=== Your objective ===
Copy out the listing that follows, exactly, without its pictures.

(Data listing)
⁂
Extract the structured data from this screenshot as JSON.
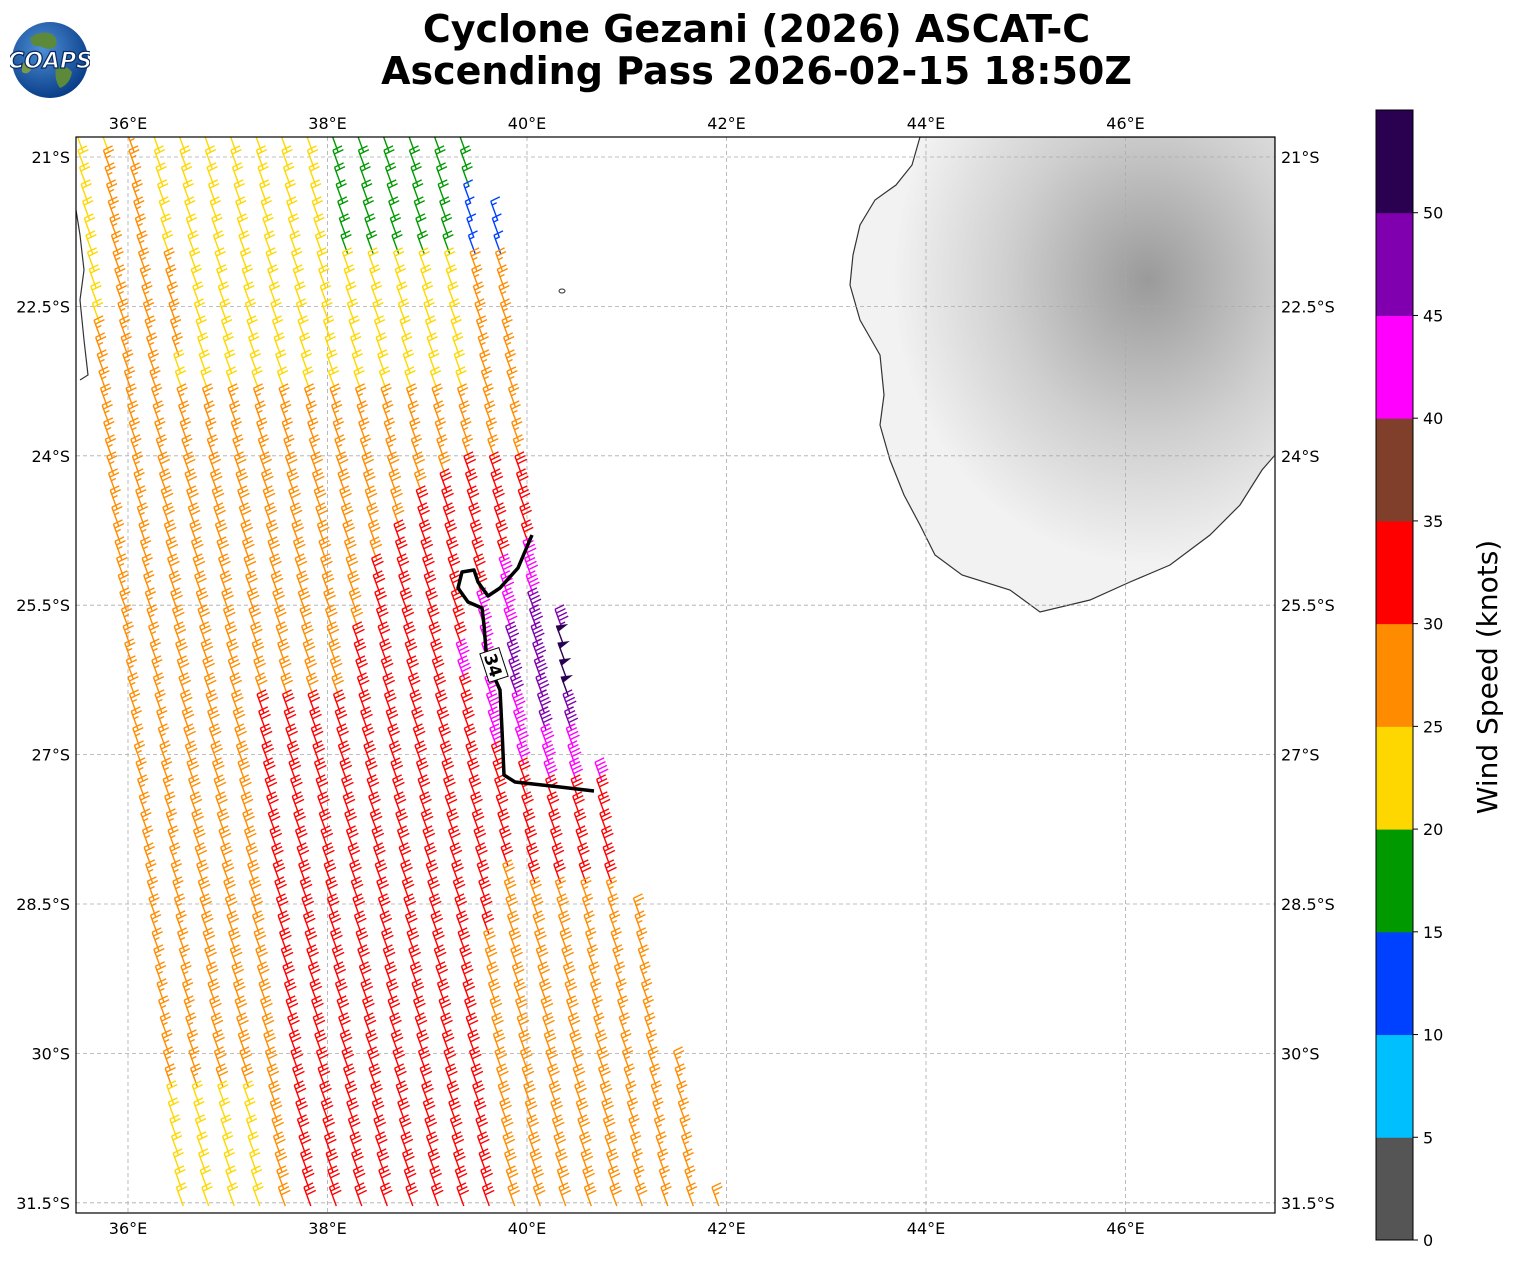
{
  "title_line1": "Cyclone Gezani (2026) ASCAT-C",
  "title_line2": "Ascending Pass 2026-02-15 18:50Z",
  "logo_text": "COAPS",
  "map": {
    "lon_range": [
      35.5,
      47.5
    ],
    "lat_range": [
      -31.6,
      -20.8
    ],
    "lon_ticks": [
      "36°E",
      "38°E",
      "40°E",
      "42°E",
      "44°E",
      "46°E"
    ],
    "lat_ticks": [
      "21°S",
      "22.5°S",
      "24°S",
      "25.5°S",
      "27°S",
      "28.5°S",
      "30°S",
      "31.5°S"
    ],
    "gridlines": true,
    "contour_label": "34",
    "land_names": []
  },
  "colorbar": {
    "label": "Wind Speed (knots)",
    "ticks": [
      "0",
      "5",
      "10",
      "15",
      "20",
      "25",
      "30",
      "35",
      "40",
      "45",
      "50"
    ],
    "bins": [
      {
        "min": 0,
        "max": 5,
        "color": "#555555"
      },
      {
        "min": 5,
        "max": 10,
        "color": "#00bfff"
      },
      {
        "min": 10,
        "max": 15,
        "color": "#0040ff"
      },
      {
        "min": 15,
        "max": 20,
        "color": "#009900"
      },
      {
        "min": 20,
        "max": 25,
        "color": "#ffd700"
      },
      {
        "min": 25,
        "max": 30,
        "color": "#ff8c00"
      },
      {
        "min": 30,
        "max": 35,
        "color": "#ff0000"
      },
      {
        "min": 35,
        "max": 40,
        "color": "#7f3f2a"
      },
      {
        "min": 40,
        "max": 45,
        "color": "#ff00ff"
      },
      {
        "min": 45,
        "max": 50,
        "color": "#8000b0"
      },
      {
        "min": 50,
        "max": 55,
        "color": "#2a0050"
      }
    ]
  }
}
⁂
=== Exercise output ===
Extract the structured data from this screenshot as JSON.
{
  "title_line1": "Cyclone Gezani (2026) ASCAT-C",
  "title_line2": "Ascending Pass 2026-02-15 18:50Z",
  "logo_text": "COAPS",
  "map": {
    "lon_range": [
      35.5,
      47.5
    ],
    "lat_range": [
      -31.6,
      -20.8
    ],
    "lon_ticks": [
      "36°E",
      "38°E",
      "40°E",
      "42°E",
      "44°E",
      "46°E"
    ],
    "lat_ticks": [
      "21°S",
      "22.5°S",
      "24°S",
      "25.5°S",
      "27°S",
      "28.5°S",
      "30°S",
      "31.5°S"
    ],
    "gridlines": true,
    "contour_label": "34",
    "land_names": []
  },
  "colorbar": {
    "label": "Wind Speed (knots)",
    "ticks": [
      "0",
      "5",
      "10",
      "15",
      "20",
      "25",
      "30",
      "35",
      "40",
      "45",
      "50"
    ],
    "bins": [
      {
        "min": 0,
        "max": 5,
        "color": "#555555"
      },
      {
        "min": 5,
        "max": 10,
        "color": "#00bfff"
      },
      {
        "min": 10,
        "max": 15,
        "color": "#0040ff"
      },
      {
        "min": 15,
        "max": 20,
        "color": "#009900"
      },
      {
        "min": 20,
        "max": 25,
        "color": "#ffd700"
      },
      {
        "min": 25,
        "max": 30,
        "color": "#ff8c00"
      },
      {
        "min": 30,
        "max": 35,
        "color": "#ff0000"
      },
      {
        "min": 35,
        "max": 40,
        "color": "#7f3f2a"
      },
      {
        "min": 40,
        "max": 45,
        "color": "#ff00ff"
      },
      {
        "min": 45,
        "max": 50,
        "color": "#8000b0"
      },
      {
        "min": 50,
        "max": 55,
        "color": "#2a0050"
      }
    ]
  }
}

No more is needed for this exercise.